# Start of Rows
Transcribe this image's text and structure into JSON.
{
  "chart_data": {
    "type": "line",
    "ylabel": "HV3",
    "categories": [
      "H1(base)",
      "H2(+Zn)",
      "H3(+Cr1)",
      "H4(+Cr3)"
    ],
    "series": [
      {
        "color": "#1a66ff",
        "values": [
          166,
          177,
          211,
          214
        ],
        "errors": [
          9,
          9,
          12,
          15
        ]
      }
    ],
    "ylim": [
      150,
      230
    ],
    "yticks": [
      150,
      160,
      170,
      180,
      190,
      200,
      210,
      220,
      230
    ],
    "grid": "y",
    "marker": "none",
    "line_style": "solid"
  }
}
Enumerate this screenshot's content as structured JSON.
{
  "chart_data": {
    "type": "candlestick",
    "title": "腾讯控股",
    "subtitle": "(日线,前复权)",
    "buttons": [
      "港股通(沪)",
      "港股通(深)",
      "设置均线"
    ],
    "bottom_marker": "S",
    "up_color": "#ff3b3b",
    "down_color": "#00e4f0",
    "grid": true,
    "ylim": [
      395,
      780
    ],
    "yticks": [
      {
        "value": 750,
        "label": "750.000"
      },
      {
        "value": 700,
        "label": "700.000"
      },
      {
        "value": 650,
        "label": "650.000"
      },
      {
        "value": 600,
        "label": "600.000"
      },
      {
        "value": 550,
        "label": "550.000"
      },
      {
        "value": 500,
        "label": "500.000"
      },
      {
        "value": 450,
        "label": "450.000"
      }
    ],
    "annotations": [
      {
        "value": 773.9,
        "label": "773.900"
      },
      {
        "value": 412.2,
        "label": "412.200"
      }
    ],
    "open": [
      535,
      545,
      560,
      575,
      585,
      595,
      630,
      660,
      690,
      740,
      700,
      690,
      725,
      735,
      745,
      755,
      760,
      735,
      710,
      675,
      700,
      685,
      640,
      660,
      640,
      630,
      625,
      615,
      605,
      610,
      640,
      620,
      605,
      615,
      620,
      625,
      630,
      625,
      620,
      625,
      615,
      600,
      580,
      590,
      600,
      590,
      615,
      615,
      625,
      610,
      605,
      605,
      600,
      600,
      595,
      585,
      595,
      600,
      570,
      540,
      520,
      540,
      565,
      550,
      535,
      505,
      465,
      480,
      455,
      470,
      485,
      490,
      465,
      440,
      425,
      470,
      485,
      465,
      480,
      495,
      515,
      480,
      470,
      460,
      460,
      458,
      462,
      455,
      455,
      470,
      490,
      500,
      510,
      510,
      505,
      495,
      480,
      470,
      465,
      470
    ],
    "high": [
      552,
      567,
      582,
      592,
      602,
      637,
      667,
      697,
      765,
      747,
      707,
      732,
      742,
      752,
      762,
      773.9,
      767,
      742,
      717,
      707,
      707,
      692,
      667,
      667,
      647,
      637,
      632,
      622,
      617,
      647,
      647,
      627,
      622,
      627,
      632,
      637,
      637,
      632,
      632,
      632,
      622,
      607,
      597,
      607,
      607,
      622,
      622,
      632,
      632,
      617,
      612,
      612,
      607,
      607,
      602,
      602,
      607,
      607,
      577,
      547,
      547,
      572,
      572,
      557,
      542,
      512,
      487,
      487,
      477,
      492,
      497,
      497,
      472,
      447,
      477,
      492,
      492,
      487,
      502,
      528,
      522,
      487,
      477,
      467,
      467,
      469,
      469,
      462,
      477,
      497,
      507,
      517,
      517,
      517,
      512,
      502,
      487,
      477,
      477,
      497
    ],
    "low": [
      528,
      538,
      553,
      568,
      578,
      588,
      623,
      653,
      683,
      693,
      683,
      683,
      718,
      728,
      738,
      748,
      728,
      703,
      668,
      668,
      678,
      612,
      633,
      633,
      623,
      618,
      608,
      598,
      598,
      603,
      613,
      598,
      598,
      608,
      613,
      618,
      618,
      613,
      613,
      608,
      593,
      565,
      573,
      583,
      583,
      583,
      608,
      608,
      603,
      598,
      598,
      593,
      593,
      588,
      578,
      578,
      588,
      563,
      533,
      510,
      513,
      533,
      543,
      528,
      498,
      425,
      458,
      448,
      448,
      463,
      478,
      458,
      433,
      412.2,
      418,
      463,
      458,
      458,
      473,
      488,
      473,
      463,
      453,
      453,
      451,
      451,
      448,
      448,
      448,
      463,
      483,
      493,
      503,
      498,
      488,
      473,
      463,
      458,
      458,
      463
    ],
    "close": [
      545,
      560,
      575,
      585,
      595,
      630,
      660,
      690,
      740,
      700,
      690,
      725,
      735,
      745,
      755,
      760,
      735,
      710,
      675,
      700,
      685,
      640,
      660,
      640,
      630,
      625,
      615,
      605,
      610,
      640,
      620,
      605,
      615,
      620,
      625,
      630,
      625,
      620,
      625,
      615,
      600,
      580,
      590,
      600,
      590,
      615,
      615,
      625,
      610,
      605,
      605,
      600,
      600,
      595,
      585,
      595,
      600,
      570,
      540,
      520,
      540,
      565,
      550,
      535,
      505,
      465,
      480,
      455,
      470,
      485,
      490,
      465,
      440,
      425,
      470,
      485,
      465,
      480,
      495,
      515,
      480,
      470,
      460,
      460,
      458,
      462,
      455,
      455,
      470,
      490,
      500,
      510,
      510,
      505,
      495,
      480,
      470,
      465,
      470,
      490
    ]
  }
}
# End of Rows
▶ **Directions**
Write out the material from the first line to the last, exactly.

▶ **Answer in full**
Transcribe this image's text and structure into JSON.
{
  "chart_data": {
    "type": "line",
    "ylabel": "HV3",
    "categories": [
      "H1(base)",
      "H2(+Zn)",
      "H3(+Cr1)",
      "H4(+Cr3)"
    ],
    "series": [
      {
        "color": "#1a66ff",
        "values": [
          166,
          177,
          211,
          214
        ],
        "errors": [
          9,
          9,
          12,
          15
        ]
      }
    ],
    "ylim": [
      150,
      230
    ],
    "yticks": [
      150,
      160,
      170,
      180,
      190,
      200,
      210,
      220,
      230
    ],
    "grid": "y",
    "marker": "none",
    "line_style": "solid"
  }
}
Enumerate this screenshot's content as structured JSON.
{
  "chart_data": {
    "type": "candlestick",
    "title": "腾讯控股",
    "subtitle": "(日线,前复权)",
    "buttons": [
      "港股通(沪)",
      "港股通(深)",
      "设置均线"
    ],
    "bottom_marker": "S",
    "up_color": "#ff3b3b",
    "down_color": "#00e4f0",
    "grid": true,
    "ylim": [
      395,
      780
    ],
    "yticks": [
      {
        "value": 750,
        "label": "750.000"
      },
      {
        "value": 700,
        "label": "700.000"
      },
      {
        "value": 650,
        "label": "650.000"
      },
      {
        "value": 600,
        "label": "600.000"
      },
      {
        "value": 550,
        "label": "550.000"
      },
      {
        "value": 500,
        "label": "500.000"
      },
      {
        "value": 450,
        "label": "450.000"
      }
    ],
    "annotations": [
      {
        "value": 773.9,
        "label": "773.900"
      },
      {
        "value": 412.2,
        "label": "412.200"
      }
    ],
    "open": [
      535,
      545,
      560,
      575,
      585,
      595,
      630,
      660,
      690,
      740,
      700,
      690,
      725,
      735,
      745,
      755,
      760,
      735,
      710,
      675,
      700,
      685,
      640,
      660,
      640,
      630,
      625,
      615,
      605,
      610,
      640,
      620,
      605,
      615,
      620,
      625,
      630,
      625,
      620,
      625,
      615,
      600,
      580,
      590,
      600,
      590,
      615,
      615,
      625,
      610,
      605,
      605,
      600,
      600,
      595,
      585,
      595,
      600,
      570,
      540,
      520,
      540,
      565,
      550,
      535,
      505,
      465,
      480,
      455,
      470,
      485,
      490,
      465,
      440,
      425,
      470,
      485,
      465,
      480,
      495,
      515,
      480,
      470,
      460,
      460,
      458,
      462,
      455,
      455,
      470,
      490,
      500,
      510,
      510,
      505,
      495,
      480,
      470,
      465,
      470
    ],
    "high": [
      552,
      567,
      582,
      592,
      602,
      637,
      667,
      697,
      765,
      747,
      707,
      732,
      742,
      752,
      762,
      773.9,
      767,
      742,
      717,
      707,
      707,
      692,
      667,
      667,
      647,
      637,
      632,
      622,
      617,
      647,
      647,
      627,
      622,
      627,
      632,
      637,
      637,
      632,
      632,
      632,
      622,
      607,
      597,
      607,
      607,
      622,
      622,
      632,
      632,
      617,
      612,
      612,
      607,
      607,
      602,
      602,
      607,
      607,
      577,
      547,
      547,
      572,
      572,
      557,
      542,
      512,
      487,
      487,
      477,
      492,
      497,
      497,
      472,
      447,
      477,
      492,
      492,
      487,
      502,
      528,
      522,
      487,
      477,
      467,
      467,
      469,
      469,
      462,
      477,
      497,
      507,
      517,
      517,
      517,
      512,
      502,
      487,
      477,
      477,
      497
    ],
    "low": [
      528,
      538,
      553,
      568,
      578,
      588,
      623,
      653,
      683,
      693,
      683,
      683,
      718,
      728,
      738,
      748,
      728,
      703,
      668,
      668,
      678,
      612,
      633,
      633,
      623,
      618,
      608,
      598,
      598,
      603,
      613,
      598,
      598,
      608,
      613,
      618,
      618,
      613,
      613,
      608,
      593,
      565,
      573,
      583,
      583,
      583,
      608,
      608,
      603,
      598,
      598,
      593,
      593,
      588,
      578,
      578,
      588,
      563,
      533,
      510,
      513,
      533,
      543,
      528,
      498,
      425,
      458,
      448,
      448,
      463,
      478,
      458,
      433,
      412.2,
      418,
      463,
      458,
      458,
      473,
      488,
      473,
      463,
      453,
      453,
      451,
      451,
      448,
      448,
      448,
      463,
      483,
      493,
      503,
      498,
      488,
      473,
      463,
      458,
      458,
      463
    ],
    "close": [
      545,
      560,
      575,
      585,
      595,
      630,
      660,
      690,
      740,
      700,
      690,
      725,
      735,
      745,
      755,
      760,
      735,
      710,
      675,
      700,
      685,
      640,
      660,
      640,
      630,
      625,
      615,
      605,
      610,
      640,
      620,
      605,
      615,
      620,
      625,
      630,
      625,
      620,
      625,
      615,
      600,
      580,
      590,
      600,
      590,
      615,
      615,
      625,
      610,
      605,
      605,
      600,
      600,
      595,
      585,
      595,
      600,
      570,
      540,
      520,
      540,
      565,
      550,
      535,
      505,
      465,
      480,
      455,
      470,
      485,
      490,
      465,
      440,
      425,
      470,
      485,
      465,
      480,
      495,
      515,
      480,
      470,
      460,
      460,
      458,
      462,
      455,
      455,
      470,
      490,
      500,
      510,
      510,
      505,
      495,
      480,
      470,
      465,
      470,
      490
    ]
  }
}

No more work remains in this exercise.